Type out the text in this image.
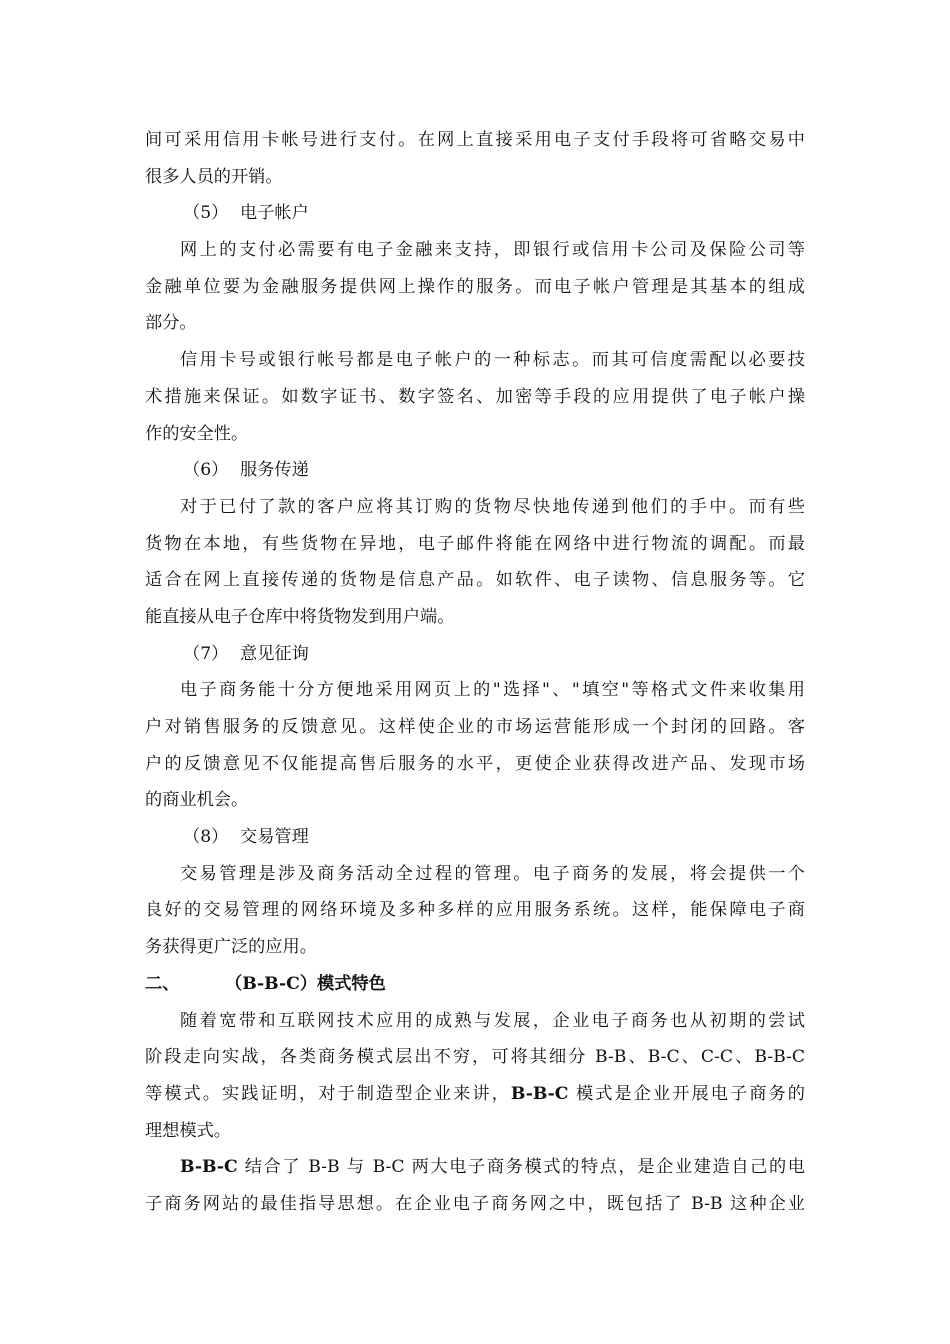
间可采用信用卡帐号进行支付。在网上直接采用电子支付手段将可省略交易中
很多人员的开销。
（5） 电子帐户
网上的支付必需要有电子金融来支持，即银行或信用卡公司及保险公司等
金融单位要为金融服务提供网上操作的服务。而电子帐户管理是其基本的组成
部分。
信用卡号或银行帐号都是电子帐户的一种标志。而其可信度需配以必要技
术措施来保证。如数字证书、数字签名、加密等手段的应用提供了电子帐户操
作的安全性。
（6） 服务传递
对于已付了款的客户应将其订购的货物尽快地传递到他们的手中。而有些
货物在本地，有些货物在异地，电子邮件将能在网络中进行物流的调配。而最
适合在网上直接传递的货物是信息产品。如软件、电子读物、信息服务等。它
能直接从电子仓库中将货物发到用户端。
（7） 意见征询
电子商务能十分方便地采用网页上的"选择"、"填空"等格式文件来收集用
户对销售服务的反馈意见。这样使企业的市场运营能形成一个封闭的回路。客
户的反馈意见不仅能提高售后服务的水平，更使企业获得改进产品、发现市场
的商业机会。
（8） 交易管理
交易管理是涉及商务活动全过程的管理。电子商务的发展，将会提供一个
良好的交易管理的网络环境及多种多样的应用服务系统。这样，能保障电子商
务获得更广泛的应用。
二、	（B-B-C）模式特色
随着宽带和互联网技术应用的成熟与发展，企业电子商务也从初期的尝试
阶段走向实战，各类商务模式层出不穷，可将其细分 B-B、B-C、C-C、B-B-C
等模式。实践证明，对于制造型企业来讲，B-B-C 模式是企业开展电子商务的
理想模式。
B-B-C 结合了 B-B 与 B-C 两大电子商务模式的特点，是企业建造自己的电
子商务网站的最佳指导思想。在企业电子商务网之中，既包括了 B-B 这种企业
● ● ●
Task brief:
Reproduce the material above in full, exactly, with no images.

The response:
Type out the text in this image.
间可采用信用卡帐号进行支付。在网上直接采用电子支付手段将可省略交易中
很多人员的开销。
（5） 电子帐户
网上的支付必需要有电子金融来支持，即银行或信用卡公司及保险公司等
金融单位要为金融服务提供网上操作的服务。而电子帐户管理是其基本的组成
部分。
信用卡号或银行帐号都是电子帐户的一种标志。而其可信度需配以必要技
术措施来保证。如数字证书、数字签名、加密等手段的应用提供了电子帐户操
作的安全性。
（6） 服务传递
对于已付了款的客户应将其订购的货物尽快地传递到他们的手中。而有些
货物在本地，有些货物在异地，电子邮件将能在网络中进行物流的调配。而最
适合在网上直接传递的货物是信息产品。如软件、电子读物、信息服务等。它
能直接从电子仓库中将货物发到用户端。
（7） 意见征询
电子商务能十分方便地采用网页上的"选择"、"填空"等格式文件来收集用
户对销售服务的反馈意见。这样使企业的市场运营能形成一个封闭的回路。客
户的反馈意见不仅能提高售后服务的水平，更使企业获得改进产品、发现市场
的商业机会。
（8） 交易管理
交易管理是涉及商务活动全过程的管理。电子商务的发展，将会提供一个
良好的交易管理的网络环境及多种多样的应用服务系统。这样，能保障电子商
务获得更广泛的应用。
二、	（B-B-C）模式特色
随着宽带和互联网技术应用的成熟与发展，企业电子商务也从初期的尝试
阶段走向实战，各类商务模式层出不穷，可将其细分 B-B、B-C、C-C、B-B-C
等模式。实践证明，对于制造型企业来讲，B-B-C 模式是企业开展电子商务的
理想模式。
B-B-C 结合了 B-B 与 B-C 两大电子商务模式的特点，是企业建造自己的电
子商务网站的最佳指导思想。在企业电子商务网之中，既包括了 B-B 这种企业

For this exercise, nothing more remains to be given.